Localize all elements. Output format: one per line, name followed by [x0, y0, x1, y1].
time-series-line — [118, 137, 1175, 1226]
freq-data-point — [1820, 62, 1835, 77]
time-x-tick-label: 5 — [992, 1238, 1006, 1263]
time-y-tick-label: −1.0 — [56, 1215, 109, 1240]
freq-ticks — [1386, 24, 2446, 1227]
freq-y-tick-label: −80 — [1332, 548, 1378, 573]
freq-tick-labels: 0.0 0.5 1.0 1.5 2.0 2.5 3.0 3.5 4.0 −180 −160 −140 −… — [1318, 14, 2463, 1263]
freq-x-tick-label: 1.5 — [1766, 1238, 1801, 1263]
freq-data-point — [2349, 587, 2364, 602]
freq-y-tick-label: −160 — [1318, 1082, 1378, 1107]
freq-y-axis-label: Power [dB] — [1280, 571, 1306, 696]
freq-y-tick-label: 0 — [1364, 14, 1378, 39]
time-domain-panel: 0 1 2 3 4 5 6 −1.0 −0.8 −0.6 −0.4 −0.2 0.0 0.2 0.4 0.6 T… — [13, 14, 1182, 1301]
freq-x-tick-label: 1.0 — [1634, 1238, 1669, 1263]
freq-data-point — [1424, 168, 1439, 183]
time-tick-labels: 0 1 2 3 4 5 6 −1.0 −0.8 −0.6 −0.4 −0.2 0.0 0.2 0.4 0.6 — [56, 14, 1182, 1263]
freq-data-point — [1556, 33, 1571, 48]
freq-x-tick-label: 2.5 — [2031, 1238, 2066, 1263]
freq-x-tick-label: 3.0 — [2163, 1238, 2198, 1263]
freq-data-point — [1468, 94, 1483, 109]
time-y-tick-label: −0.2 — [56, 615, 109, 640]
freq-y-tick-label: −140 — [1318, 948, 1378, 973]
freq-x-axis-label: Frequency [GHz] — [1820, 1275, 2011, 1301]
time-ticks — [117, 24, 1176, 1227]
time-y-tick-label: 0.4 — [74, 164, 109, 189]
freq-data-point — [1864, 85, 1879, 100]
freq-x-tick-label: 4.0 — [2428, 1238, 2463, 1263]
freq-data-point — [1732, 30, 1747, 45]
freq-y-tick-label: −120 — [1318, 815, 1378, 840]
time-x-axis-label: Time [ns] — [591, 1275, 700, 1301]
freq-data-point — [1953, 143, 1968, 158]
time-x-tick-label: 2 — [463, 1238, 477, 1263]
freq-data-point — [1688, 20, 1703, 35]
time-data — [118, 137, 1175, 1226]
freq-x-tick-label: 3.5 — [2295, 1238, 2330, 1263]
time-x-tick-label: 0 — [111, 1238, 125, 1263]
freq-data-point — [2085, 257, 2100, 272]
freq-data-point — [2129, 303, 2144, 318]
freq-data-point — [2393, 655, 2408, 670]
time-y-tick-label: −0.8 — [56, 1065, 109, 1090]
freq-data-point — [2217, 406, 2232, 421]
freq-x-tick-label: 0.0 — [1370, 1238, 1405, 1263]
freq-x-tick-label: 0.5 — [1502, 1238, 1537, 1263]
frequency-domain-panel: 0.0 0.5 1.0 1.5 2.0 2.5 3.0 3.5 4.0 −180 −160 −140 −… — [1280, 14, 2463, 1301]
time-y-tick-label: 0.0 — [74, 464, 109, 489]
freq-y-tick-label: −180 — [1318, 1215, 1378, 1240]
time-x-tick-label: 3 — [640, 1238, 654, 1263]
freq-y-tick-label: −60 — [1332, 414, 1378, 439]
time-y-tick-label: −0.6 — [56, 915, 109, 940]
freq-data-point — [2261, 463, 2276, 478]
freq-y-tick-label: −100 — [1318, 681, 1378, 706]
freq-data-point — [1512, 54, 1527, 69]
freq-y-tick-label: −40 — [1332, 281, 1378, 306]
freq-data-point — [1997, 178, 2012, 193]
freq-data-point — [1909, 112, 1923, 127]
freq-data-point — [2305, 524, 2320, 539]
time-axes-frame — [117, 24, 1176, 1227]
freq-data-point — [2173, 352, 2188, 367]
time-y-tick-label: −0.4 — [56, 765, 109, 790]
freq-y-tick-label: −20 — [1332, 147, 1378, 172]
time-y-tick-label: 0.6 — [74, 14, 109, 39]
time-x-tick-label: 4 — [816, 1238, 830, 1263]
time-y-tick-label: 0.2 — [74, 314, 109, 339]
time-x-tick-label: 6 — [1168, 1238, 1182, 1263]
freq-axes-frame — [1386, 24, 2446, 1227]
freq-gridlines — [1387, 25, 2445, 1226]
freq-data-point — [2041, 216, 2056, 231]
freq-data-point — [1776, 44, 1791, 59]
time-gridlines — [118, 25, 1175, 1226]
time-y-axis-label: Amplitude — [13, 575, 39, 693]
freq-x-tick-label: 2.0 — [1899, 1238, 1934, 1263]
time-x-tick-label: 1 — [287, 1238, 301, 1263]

_Problem to solve_: Reproduce verbatim the lines of the records from the very first line through the line containing "freq-data-point — [1732, 30, 1747, 45]", including both of those lines.

_Output of the task_:
Localize all elements. Output format: one per line, name followed by [x0, y0, x1, y1].
time-series-line — [118, 137, 1175, 1226]
freq-data-point — [1820, 62, 1835, 77]
time-x-tick-label: 5 — [992, 1238, 1006, 1263]
time-y-tick-label: −1.0 — [56, 1215, 109, 1240]
freq-ticks — [1386, 24, 2446, 1227]
freq-y-tick-label: −80 — [1332, 548, 1378, 573]
freq-tick-labels: 0.0 0.5 1.0 1.5 2.0 2.5 3.0 3.5 4.0 −180 −160 −140 −… — [1318, 14, 2463, 1263]
freq-x-tick-label: 1.5 — [1766, 1238, 1801, 1263]
freq-data-point — [2349, 587, 2364, 602]
freq-y-tick-label: −160 — [1318, 1082, 1378, 1107]
freq-y-axis-label: Power [dB] — [1280, 571, 1306, 696]
freq-y-tick-label: 0 — [1364, 14, 1378, 39]
time-domain-panel: 0 1 2 3 4 5 6 −1.0 −0.8 −0.6 −0.4 −0.2 0.0 0.2 0.4 0.6 T… — [13, 14, 1182, 1301]
freq-x-tick-label: 1.0 — [1634, 1238, 1669, 1263]
freq-data-point — [1424, 168, 1439, 183]
time-tick-labels: 0 1 2 3 4 5 6 −1.0 −0.8 −0.6 −0.4 −0.2 0.0 0.2 0.4 0.6 — [56, 14, 1182, 1263]
freq-data-point — [1556, 33, 1571, 48]
freq-x-tick-label: 2.5 — [2031, 1238, 2066, 1263]
freq-x-tick-label: 3.0 — [2163, 1238, 2198, 1263]
freq-data-point — [1468, 94, 1483, 109]
time-y-tick-label: −0.2 — [56, 615, 109, 640]
freq-y-tick-label: −140 — [1318, 948, 1378, 973]
freq-x-axis-label: Frequency [GHz] — [1820, 1275, 2011, 1301]
time-ticks — [117, 24, 1176, 1227]
time-y-tick-label: 0.4 — [74, 164, 109, 189]
freq-data-point — [1864, 85, 1879, 100]
freq-x-tick-label: 4.0 — [2428, 1238, 2463, 1263]
freq-data-point — [1732, 30, 1747, 45]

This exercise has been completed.